**DIRECTIONS:** Identify and copy all lines of the material where the string "其它建筑施工各种规范标准" is found.

**SOURCE MATERIAL:**
+--

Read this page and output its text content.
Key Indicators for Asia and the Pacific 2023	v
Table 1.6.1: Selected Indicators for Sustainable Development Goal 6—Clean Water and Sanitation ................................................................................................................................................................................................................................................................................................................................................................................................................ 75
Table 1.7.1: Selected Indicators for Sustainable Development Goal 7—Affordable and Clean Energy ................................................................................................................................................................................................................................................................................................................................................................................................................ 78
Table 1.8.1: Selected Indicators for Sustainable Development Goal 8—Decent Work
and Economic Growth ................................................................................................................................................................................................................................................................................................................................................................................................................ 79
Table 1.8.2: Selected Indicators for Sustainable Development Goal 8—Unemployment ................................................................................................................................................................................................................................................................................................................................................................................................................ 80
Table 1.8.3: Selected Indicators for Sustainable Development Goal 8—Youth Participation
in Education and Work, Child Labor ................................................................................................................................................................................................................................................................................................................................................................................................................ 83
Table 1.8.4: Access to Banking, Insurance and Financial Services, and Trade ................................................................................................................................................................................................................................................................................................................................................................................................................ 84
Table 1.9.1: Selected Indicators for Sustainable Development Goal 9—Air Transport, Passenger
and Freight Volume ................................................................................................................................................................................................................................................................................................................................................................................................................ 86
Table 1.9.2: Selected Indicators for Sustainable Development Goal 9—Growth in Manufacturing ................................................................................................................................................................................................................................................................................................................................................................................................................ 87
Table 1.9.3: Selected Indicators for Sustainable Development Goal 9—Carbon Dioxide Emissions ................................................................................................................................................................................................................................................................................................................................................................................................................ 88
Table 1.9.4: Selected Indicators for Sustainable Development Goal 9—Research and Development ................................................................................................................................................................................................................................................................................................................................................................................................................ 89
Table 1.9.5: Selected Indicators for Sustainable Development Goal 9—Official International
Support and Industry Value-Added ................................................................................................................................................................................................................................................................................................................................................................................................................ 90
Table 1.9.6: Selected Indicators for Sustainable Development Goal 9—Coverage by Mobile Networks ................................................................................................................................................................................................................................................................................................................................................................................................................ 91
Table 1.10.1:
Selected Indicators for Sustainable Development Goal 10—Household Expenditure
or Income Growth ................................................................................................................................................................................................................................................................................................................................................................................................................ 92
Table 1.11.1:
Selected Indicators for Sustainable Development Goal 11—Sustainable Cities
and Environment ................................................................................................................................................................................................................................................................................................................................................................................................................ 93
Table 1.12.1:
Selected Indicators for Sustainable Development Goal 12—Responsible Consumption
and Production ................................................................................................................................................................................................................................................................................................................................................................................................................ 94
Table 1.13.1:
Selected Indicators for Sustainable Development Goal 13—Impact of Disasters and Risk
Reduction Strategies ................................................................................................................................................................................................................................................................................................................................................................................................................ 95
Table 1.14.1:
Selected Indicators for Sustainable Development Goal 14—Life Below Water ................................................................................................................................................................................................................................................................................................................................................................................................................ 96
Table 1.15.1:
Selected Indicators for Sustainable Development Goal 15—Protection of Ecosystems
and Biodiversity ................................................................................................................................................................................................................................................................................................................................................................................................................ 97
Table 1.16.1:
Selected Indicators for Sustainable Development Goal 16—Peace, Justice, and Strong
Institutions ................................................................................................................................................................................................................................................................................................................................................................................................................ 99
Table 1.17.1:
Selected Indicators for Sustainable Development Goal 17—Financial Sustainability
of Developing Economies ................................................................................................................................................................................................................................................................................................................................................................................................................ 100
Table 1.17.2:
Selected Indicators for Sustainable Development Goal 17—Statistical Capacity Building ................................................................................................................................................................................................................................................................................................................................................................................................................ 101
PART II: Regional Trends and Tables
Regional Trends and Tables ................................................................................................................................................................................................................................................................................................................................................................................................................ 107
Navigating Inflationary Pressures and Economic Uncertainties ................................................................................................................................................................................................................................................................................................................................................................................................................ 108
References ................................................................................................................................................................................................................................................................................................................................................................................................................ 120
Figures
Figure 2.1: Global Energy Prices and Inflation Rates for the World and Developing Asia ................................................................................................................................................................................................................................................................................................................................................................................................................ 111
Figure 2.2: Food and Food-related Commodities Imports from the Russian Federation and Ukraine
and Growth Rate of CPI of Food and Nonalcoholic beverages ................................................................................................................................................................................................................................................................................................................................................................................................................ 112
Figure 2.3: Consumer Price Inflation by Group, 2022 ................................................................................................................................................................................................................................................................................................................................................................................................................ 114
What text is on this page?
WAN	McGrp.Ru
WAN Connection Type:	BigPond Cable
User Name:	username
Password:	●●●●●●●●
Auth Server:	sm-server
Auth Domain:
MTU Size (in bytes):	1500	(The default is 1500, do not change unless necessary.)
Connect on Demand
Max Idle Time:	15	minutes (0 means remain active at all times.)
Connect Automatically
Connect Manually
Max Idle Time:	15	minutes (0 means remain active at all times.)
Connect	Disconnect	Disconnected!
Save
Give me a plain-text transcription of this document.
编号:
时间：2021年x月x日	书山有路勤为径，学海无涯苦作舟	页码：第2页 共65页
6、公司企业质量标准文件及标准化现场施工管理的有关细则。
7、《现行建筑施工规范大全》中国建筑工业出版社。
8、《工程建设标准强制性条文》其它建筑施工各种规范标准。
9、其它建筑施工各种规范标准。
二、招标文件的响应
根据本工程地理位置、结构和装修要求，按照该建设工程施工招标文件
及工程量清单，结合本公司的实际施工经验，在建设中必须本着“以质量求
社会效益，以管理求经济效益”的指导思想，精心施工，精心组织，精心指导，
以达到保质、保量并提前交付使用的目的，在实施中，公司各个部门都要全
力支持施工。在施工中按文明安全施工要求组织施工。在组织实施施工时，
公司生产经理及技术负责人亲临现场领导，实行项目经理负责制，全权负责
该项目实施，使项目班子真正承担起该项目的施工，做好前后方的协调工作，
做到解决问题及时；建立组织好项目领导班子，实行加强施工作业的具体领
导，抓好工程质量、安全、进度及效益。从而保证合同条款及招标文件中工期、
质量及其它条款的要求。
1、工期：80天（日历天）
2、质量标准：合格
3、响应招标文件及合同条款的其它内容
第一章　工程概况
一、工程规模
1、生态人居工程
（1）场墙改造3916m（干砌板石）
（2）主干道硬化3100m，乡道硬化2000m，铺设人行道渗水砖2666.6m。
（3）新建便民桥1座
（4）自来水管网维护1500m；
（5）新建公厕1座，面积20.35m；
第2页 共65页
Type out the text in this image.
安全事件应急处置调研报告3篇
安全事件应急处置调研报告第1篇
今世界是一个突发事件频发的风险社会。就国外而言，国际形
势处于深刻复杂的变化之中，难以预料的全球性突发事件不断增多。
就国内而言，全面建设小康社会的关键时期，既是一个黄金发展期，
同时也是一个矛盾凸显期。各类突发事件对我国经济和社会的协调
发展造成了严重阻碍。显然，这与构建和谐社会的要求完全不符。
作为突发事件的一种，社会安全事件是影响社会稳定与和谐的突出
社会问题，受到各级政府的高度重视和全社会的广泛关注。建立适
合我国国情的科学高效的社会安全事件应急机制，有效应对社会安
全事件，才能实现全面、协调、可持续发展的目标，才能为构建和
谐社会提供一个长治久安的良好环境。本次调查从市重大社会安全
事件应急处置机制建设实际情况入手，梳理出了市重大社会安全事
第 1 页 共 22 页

+--

**TASK SOLUTION:**
8、《工程建设标准强制性条文》其它建筑施工各种规范标准。
9、其它建筑施工各种规范标准。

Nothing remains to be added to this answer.